-- begin Record set --

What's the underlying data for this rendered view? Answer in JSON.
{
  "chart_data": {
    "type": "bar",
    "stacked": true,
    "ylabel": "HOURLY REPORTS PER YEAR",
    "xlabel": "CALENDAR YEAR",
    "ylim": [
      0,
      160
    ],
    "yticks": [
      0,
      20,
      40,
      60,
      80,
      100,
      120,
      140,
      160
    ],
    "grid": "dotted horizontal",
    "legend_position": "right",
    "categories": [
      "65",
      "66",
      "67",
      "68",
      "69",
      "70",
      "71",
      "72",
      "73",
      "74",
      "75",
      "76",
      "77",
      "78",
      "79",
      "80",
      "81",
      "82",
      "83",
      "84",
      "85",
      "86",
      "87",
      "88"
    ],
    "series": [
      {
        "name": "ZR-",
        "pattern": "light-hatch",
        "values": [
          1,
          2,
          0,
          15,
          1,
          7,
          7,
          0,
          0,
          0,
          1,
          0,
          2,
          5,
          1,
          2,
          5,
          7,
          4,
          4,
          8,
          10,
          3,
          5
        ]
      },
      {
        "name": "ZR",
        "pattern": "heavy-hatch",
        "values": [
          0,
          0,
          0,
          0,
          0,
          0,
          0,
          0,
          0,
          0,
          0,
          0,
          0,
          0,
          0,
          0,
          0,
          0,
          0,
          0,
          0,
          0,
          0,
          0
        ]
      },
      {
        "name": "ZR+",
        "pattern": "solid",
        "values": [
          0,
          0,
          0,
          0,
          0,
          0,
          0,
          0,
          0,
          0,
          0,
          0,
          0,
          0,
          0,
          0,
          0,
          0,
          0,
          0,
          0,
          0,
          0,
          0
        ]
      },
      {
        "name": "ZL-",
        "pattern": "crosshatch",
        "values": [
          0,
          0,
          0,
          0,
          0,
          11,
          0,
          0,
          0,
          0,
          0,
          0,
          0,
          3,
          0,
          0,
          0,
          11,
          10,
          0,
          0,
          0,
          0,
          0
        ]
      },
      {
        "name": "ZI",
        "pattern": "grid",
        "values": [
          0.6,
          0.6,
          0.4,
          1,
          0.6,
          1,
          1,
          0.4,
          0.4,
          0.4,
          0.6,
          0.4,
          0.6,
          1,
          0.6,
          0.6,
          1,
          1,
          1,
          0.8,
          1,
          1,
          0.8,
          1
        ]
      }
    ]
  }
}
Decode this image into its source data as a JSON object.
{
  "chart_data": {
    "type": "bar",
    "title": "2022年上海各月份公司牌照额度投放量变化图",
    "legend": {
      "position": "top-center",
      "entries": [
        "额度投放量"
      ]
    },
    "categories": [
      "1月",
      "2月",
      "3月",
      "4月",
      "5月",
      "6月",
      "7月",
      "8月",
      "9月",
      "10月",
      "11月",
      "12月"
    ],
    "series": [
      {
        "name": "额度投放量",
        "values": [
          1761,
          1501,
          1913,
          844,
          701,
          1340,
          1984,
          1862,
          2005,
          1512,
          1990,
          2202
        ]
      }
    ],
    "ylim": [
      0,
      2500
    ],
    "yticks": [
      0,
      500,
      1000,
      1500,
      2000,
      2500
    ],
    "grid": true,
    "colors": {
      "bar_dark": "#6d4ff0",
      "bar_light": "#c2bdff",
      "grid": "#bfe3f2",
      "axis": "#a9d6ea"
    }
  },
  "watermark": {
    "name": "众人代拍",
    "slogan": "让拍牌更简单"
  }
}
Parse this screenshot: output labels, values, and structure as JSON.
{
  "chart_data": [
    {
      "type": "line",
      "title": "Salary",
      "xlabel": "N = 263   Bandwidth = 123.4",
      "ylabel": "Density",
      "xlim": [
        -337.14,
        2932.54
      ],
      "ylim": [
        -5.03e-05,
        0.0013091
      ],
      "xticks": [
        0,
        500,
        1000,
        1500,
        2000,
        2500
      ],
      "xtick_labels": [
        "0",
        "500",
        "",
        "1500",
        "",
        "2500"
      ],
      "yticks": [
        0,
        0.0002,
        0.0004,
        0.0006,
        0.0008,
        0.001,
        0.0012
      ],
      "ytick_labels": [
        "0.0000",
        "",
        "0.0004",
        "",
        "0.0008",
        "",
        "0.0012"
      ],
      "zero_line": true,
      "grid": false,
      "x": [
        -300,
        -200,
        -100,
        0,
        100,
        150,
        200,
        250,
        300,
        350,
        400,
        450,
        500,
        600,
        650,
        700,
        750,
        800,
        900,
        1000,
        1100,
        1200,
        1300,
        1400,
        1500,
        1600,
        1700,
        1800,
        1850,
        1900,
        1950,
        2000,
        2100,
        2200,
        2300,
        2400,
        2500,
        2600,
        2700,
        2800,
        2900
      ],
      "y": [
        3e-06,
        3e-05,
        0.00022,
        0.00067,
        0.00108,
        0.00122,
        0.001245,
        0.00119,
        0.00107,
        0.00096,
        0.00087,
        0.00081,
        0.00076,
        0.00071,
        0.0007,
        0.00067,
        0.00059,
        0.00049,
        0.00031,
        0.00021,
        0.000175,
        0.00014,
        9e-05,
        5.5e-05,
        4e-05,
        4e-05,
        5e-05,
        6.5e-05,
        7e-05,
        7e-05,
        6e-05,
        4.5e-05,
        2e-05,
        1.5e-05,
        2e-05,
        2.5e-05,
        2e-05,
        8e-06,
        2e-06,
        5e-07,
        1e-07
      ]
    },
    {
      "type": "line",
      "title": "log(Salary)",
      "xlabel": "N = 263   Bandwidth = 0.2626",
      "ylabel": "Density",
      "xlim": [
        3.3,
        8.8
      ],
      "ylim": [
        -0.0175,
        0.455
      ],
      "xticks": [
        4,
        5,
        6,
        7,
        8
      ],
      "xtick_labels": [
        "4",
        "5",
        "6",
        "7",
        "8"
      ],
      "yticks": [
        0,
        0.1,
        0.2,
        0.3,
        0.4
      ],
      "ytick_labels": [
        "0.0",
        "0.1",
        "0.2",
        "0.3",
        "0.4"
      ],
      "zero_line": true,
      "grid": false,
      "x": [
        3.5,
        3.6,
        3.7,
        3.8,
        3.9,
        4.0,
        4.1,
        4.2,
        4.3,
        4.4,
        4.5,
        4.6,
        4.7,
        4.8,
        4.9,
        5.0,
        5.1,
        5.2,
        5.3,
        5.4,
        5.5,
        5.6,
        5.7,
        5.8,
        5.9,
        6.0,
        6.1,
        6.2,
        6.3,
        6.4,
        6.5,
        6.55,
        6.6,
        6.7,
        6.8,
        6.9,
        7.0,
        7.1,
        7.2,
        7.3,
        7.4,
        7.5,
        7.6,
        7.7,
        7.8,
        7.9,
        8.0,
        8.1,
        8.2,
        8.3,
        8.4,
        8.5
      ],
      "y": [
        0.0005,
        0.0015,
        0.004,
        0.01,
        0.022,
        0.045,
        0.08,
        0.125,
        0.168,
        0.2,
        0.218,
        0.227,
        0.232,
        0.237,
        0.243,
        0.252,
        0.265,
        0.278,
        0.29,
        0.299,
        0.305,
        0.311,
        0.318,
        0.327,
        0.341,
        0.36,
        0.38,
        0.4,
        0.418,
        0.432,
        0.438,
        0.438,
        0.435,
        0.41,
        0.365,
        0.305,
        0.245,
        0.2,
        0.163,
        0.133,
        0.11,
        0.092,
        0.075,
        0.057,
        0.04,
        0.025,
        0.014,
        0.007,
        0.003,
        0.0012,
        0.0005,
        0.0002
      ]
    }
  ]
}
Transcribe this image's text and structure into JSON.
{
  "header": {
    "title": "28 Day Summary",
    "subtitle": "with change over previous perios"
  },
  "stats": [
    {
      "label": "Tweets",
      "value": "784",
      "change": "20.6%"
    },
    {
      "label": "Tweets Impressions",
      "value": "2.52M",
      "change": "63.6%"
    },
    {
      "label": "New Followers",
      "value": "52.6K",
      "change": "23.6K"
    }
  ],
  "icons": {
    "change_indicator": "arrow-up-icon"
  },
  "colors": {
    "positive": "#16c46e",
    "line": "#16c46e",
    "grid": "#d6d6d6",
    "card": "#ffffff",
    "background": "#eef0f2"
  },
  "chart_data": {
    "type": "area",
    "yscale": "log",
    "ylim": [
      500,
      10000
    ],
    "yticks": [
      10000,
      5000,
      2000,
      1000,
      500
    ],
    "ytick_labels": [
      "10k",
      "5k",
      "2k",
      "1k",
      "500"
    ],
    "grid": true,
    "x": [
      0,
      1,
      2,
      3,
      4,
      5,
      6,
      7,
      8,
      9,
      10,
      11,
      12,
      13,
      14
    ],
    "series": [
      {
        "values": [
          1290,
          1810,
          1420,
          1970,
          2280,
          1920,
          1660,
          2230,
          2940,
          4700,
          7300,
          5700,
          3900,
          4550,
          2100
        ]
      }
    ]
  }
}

-- end Record set --

§ **Problem requirements**:
Reproduce each line of the material containing the word "image".

§ **Answer for the task**:
Decode this image into its source data as a JSON object.
Transcribe this image's text and structure into JSON.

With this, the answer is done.